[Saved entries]
--

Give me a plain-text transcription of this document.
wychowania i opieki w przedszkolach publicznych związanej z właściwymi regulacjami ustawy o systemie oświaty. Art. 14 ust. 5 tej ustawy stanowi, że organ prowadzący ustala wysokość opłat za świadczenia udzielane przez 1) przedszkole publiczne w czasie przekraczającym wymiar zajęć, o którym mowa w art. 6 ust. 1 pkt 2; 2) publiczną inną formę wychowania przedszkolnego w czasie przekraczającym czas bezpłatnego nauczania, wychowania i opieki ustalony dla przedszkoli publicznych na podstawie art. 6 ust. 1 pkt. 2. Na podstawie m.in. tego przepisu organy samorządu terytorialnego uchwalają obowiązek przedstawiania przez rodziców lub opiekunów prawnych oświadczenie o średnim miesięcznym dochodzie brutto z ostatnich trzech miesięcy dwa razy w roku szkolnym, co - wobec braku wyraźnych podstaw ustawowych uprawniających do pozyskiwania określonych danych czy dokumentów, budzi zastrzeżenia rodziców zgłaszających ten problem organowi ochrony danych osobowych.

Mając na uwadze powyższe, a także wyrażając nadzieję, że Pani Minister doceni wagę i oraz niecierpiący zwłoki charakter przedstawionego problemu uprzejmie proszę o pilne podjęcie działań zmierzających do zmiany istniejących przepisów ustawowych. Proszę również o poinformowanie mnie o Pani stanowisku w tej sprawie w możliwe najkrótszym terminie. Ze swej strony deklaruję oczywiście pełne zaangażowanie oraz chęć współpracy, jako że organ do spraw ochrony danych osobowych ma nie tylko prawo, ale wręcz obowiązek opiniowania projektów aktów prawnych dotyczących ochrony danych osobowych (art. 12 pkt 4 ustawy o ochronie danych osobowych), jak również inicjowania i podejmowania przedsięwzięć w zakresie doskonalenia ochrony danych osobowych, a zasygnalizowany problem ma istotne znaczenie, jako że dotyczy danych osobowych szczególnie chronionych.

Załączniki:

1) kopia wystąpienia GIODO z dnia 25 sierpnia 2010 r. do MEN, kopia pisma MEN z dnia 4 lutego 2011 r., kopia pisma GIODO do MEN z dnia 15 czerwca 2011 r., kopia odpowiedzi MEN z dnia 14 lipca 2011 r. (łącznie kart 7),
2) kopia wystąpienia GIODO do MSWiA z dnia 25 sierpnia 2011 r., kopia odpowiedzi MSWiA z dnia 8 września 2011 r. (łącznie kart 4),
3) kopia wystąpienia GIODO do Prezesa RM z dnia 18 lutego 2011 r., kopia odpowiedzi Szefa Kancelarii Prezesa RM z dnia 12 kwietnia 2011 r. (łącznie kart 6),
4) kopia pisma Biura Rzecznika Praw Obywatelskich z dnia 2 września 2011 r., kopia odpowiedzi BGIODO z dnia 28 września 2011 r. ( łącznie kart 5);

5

--

• **Task**
Pull every line holding "odpowiedzi" out of the records.

• **Solution**
1) kopia wystąpienia GIODO z dnia 25 sierpnia 2010 r. do MEN, kopia pisma MEN z dnia 4 lutego 2011 r., kopia pisma GIODO do MEN z dnia 15 czerwca 2011 r., kopia odpowiedzi MEN z dnia 14 lipca 2011 r. (łącznie kart 7),
2) kopia wystąpienia GIODO do MSWiA z dnia 25 sierpnia 2011 r., kopia odpowiedzi MSWiA z dnia 8 września 2011 r. (łącznie kart 4),
3) kopia wystąpienia GIODO do Prezesa RM z dnia 18 lutego 2011 r., kopia odpowiedzi Szefa Kancelarii Prezesa RM z dnia 12 kwietnia 2011 r. (łącznie kart 6),
4) kopia pisma Biura Rzecznika Praw Obywatelskich z dnia 2 września 2011 r., kopia odpowiedzi BGIODO z dnia 28 września 2011 r. ( łącznie kart 5);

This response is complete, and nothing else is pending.